What is needed:
Please continue the news report on the Negros Island civilian killings blamed on NPA "spy-tagging," starting after its last paragraph.

Source extract:
::::

By Priam Nepomuceno

MANILA – A ranking official of the National Task Force to End Local Communist Armed Conflict (NTF-ELCAC) on Monday joined the clamor calling for justice for the civilians killed in Negros Island due to alleged “spy-tagging” by New People’s Army (NPA) remnants.
NTF-ELCAC executive director Undersecretary Ernesto Torres Jr. made the call after reports coming from the Armed Forces of the Philippines’ 3rd Infantry Division (ID) indicated that 28 persons have so far been killed since March last year, or an average of two civilians killed or murdered every month.
“This pattern of killings is deeply alarming and morally indefensible. When two civilians are being murdered every month on one island alone, we are no longer speaking of isolated incidents, we are confronting a sustained campaign of terror,” he added.
Latest data from the 3rd ID showed that the most recent victim was an elderly woman shot outside her home in Barangay Tapi, Kabankalan City, Negros Occidental after being accused by the NPA of being linked to a previous encounter between government troops and communist rebels.
Torres stressed that branding civilians as informants or “spies” without due process effectively paints a target on their backs.
“This is the deadly consequence of so-called ‘spy-tagging.’ Once labeled by the communist terrorist group as a traitor or government asset, a civilian becomes a marked individual — condemned without trial, without evidence, without humanity,” Torres said.

::::

Supplied information:

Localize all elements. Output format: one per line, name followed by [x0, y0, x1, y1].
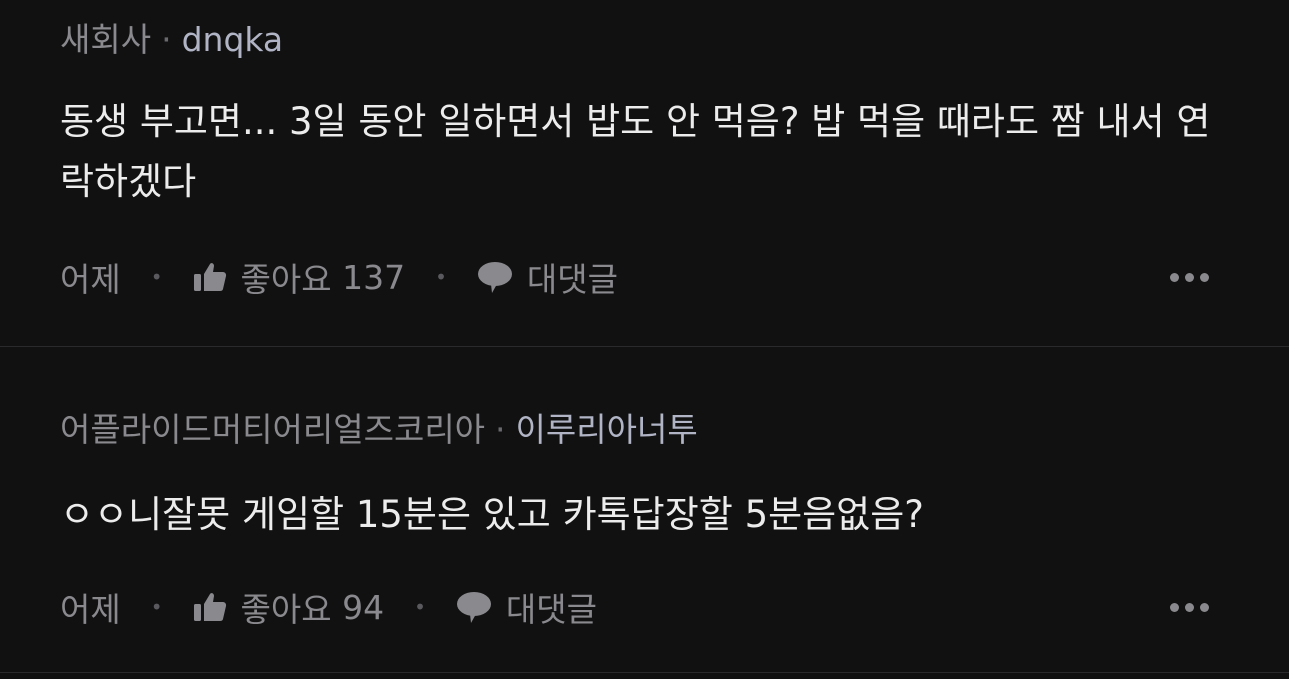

::::

Output of the task:
He recalled the earlier killing of elderly civilian Leonor Anguit, after being publicly accused by communist elements of being a spy. Her death, the NTF-ELCAC official said, reflected a pattern of executions carried out against defenseless individuals.
“The killing of Lola Leonor Anguit shocked the conscience of the nation. An elderly woman — publicly vilified, then brutally silenced. That is not armed struggle. That is terrorism inflicted on one’s own people,” Torres said.
Torres also warned that the steady average of two fatalities per month signals a disturbing normalization of violence in communities already burdened by poverty and insecurity.
“Two civilians every month is not a statistic — it is a family shattered, a community traumatized, and a future stolen. Violence has no place in communities that are striving for peace and development,” he said.
He echoed the 3rd ID’s call urging the Commission on Human Rights (CHR) to conduct a thorough, impartial, and transparent investigation into the killings.
“We respectfully urge the CHR to look squarely into these crimes. Human rights must apply equally to all. The rights of farmers, elderly women, laborers, and ordinary community members in Negros deserve the same vigilance and protection as any other Filipino,” he said.
Torres underscored that the country must reject any narrative that justifies violence against civilians under the guise of ideology.
“Justice must never be selective. Silence in the face of these killings only emboldens further bloodshed. We stand with the families of the victims and demand accountability. The blood of civilians must never be trivialized as collateral to ideology,” Torres said. (PNA)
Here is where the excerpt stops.